══ Provided entries ══

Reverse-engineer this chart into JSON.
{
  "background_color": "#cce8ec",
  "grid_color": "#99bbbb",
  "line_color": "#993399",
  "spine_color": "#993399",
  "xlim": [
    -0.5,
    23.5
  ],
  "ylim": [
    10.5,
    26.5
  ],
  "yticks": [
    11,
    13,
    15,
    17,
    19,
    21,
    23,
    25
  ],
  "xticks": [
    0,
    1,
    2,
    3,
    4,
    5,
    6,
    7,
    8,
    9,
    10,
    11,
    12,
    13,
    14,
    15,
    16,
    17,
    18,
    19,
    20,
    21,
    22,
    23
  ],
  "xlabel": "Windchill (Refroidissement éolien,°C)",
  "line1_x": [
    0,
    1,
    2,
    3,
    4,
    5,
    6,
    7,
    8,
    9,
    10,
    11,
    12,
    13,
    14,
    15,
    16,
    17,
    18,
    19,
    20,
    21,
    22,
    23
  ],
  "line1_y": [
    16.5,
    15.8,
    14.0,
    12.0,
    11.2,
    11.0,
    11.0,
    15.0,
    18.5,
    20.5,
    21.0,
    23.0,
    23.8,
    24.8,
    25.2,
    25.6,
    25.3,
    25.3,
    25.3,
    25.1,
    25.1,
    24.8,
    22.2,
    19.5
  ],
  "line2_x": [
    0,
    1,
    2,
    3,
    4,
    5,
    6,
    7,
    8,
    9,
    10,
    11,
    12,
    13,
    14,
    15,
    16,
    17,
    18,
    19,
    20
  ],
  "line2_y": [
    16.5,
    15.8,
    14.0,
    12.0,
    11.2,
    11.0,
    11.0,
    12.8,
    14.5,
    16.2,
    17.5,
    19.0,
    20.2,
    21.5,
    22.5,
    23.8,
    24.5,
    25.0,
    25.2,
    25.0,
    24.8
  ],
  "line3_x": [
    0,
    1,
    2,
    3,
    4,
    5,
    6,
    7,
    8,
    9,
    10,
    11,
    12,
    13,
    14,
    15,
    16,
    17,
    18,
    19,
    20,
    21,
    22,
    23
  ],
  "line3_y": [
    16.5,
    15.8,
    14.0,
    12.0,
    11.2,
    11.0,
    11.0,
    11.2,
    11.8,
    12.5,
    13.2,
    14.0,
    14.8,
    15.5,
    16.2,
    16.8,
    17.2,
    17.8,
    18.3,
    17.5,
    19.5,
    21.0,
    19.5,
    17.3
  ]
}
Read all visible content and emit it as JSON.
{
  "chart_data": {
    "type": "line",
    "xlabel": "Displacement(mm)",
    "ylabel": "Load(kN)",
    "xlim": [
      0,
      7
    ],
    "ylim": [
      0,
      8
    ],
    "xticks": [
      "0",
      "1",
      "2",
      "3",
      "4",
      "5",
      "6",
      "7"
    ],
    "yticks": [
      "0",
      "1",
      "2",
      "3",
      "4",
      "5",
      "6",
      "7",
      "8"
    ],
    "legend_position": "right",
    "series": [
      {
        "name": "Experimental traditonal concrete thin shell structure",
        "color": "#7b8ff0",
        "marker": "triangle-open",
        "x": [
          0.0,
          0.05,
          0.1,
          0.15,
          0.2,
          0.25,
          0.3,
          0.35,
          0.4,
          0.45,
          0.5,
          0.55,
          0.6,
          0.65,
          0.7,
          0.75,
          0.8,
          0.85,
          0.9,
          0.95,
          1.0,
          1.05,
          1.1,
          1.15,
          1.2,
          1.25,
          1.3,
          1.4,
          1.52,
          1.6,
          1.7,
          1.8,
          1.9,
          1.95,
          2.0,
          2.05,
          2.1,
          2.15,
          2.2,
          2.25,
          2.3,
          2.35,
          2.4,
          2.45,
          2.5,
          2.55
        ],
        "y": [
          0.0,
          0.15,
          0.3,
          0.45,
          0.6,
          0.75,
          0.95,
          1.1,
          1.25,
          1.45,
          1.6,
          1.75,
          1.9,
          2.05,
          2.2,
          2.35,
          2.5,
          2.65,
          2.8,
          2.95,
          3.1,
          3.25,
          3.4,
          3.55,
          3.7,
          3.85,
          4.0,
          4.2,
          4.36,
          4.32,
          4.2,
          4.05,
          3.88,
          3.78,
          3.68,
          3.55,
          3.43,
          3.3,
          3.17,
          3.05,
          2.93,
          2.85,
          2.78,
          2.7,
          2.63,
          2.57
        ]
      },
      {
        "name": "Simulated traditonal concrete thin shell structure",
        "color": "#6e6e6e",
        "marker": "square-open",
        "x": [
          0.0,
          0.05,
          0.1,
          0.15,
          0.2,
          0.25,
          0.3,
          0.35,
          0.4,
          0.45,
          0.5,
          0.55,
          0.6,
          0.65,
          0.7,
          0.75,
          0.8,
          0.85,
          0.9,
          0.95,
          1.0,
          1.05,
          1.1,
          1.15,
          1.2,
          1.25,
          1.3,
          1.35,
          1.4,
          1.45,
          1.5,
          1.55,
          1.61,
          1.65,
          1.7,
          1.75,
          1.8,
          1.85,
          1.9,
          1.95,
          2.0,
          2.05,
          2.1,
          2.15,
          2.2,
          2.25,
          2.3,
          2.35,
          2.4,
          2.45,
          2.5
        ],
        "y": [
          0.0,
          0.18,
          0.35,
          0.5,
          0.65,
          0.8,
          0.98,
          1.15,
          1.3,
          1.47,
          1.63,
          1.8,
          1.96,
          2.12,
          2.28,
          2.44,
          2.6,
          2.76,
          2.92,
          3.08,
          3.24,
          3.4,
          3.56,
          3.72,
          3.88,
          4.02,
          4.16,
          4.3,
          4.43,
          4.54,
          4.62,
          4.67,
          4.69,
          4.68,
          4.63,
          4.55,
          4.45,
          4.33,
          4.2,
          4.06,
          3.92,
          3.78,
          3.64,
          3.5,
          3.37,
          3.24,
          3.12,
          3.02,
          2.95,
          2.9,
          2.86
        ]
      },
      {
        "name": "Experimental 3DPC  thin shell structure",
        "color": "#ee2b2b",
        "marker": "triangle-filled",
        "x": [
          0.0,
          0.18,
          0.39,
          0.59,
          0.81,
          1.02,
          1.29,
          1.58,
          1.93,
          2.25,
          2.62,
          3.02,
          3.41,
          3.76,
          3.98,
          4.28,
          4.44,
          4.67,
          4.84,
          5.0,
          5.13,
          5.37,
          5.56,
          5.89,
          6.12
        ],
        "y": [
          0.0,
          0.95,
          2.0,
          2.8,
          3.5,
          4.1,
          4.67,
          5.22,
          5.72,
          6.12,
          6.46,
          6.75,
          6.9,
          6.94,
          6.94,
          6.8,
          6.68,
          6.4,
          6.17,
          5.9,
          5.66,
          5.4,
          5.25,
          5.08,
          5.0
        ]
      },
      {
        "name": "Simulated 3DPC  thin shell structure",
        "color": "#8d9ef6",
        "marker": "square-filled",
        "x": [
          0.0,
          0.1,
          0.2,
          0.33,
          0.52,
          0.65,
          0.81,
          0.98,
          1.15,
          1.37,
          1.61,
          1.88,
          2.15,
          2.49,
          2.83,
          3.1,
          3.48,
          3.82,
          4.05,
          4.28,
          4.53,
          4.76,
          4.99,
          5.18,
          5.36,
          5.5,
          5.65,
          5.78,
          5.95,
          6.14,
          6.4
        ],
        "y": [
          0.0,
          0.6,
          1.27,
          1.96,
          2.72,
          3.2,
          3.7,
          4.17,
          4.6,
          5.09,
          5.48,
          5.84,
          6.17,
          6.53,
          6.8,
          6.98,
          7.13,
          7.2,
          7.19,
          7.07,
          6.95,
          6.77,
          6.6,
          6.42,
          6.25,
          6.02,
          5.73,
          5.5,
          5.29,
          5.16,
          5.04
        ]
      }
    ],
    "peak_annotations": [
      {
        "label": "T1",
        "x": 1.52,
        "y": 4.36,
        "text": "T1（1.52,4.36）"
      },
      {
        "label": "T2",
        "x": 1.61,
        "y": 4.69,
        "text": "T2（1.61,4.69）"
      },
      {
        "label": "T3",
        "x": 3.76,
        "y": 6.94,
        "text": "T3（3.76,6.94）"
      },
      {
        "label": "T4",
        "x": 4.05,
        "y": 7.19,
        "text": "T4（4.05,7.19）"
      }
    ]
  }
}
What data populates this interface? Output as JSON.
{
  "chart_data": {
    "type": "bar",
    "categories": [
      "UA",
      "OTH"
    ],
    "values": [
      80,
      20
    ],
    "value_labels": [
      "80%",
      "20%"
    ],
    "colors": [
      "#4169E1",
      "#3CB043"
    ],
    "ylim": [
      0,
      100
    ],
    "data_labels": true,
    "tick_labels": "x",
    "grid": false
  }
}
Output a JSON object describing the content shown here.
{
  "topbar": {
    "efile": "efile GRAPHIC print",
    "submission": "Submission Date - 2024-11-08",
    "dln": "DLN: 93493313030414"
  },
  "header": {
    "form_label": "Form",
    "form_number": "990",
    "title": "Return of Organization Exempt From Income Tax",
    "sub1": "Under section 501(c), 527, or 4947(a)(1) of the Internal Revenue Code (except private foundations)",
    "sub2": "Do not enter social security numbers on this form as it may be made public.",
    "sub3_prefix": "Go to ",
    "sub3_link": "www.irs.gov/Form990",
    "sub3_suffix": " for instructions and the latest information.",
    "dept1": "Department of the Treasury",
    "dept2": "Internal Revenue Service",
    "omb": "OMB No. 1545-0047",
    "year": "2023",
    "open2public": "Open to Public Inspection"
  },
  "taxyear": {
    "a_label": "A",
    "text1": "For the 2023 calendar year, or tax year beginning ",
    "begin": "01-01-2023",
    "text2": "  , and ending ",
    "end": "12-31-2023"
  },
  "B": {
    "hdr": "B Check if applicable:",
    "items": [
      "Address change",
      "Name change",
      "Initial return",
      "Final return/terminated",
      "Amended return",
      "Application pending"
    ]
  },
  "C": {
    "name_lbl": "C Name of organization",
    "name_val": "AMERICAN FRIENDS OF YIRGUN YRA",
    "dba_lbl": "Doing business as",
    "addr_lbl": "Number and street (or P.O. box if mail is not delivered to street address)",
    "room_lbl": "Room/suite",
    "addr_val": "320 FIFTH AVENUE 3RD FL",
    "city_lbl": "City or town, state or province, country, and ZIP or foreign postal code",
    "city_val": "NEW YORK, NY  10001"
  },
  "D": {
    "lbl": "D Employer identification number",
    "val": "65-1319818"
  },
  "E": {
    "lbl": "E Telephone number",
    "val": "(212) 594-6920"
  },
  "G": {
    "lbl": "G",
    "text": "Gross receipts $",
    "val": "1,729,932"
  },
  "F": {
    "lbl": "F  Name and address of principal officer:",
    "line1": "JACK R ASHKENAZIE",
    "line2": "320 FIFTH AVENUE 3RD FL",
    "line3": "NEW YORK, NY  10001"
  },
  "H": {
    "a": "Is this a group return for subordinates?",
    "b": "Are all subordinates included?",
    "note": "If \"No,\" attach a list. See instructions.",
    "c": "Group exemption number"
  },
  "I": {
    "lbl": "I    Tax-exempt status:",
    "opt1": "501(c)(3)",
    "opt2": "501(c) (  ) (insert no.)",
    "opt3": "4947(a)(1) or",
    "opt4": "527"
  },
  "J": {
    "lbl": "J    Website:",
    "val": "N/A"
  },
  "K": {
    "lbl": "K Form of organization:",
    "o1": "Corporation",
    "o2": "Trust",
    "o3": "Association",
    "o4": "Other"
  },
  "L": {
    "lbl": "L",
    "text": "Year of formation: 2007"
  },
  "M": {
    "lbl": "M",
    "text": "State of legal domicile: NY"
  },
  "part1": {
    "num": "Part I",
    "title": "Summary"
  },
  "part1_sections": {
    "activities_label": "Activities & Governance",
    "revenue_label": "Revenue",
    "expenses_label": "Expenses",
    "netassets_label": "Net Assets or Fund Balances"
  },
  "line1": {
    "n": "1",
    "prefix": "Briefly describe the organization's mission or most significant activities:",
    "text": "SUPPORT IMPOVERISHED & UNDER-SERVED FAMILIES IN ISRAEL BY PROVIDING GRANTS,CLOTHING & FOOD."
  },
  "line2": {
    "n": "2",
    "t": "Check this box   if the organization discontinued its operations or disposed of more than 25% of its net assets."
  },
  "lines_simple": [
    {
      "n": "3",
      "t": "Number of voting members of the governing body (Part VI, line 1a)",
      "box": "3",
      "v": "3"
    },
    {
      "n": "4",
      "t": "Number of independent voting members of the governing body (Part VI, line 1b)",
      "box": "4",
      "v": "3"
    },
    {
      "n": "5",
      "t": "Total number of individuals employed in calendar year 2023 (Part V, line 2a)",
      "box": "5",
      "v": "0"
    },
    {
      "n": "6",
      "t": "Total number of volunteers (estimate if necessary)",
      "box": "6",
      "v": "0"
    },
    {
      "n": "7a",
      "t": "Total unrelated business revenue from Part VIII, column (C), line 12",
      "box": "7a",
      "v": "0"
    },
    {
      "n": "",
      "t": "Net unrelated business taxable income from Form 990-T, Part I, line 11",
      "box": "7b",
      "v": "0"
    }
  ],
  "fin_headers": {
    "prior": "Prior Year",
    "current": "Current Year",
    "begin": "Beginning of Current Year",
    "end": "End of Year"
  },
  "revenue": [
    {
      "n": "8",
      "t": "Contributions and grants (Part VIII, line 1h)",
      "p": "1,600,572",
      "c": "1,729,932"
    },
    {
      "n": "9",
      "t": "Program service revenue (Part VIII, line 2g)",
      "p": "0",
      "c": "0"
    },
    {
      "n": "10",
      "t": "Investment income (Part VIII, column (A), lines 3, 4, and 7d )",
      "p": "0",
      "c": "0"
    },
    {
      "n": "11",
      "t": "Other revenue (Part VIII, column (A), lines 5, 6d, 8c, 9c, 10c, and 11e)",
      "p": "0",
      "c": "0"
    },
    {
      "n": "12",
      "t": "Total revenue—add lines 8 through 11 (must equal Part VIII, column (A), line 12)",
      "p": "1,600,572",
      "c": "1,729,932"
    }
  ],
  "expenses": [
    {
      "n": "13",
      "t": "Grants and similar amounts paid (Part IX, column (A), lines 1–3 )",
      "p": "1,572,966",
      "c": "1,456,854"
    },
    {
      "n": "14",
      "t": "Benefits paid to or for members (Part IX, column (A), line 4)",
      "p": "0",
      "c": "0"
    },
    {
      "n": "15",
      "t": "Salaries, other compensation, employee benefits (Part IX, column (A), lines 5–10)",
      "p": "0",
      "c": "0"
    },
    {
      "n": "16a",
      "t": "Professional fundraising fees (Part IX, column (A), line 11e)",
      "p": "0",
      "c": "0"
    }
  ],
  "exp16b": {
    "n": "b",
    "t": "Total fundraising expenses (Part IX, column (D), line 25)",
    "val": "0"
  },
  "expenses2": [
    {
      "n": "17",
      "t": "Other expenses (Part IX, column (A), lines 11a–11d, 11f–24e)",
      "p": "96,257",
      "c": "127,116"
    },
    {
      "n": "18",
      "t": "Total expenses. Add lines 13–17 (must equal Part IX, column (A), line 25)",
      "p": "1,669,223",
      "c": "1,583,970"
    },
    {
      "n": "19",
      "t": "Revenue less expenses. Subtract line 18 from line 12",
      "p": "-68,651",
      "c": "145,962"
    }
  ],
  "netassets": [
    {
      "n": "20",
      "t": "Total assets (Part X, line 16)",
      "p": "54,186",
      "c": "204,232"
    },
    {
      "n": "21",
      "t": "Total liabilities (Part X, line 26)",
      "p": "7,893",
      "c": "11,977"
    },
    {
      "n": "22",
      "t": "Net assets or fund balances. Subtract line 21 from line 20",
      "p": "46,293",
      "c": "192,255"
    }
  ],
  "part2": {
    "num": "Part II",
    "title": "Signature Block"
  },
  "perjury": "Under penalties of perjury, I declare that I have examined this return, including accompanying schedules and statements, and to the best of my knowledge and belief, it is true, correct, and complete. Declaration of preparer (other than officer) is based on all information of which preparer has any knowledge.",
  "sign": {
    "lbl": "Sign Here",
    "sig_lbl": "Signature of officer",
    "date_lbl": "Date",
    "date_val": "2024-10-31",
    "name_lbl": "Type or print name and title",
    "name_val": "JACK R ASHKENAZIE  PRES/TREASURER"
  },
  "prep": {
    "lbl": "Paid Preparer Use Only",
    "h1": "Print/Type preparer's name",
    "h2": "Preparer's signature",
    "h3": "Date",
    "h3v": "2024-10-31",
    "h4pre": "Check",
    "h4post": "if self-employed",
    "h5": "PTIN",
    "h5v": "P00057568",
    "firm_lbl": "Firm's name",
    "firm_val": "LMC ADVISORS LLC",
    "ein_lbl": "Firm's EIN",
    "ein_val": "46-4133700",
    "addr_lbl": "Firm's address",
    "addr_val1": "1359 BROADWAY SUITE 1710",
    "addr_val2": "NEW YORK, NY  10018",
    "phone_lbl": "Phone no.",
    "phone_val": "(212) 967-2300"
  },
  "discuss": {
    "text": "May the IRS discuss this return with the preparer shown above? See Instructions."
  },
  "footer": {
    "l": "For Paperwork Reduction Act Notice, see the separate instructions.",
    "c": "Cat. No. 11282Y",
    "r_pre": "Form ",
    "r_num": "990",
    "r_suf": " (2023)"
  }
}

═══

Task brief: Looking at the listing above, count the lines that contain "employed" and give nothing but the number.

Final result: 2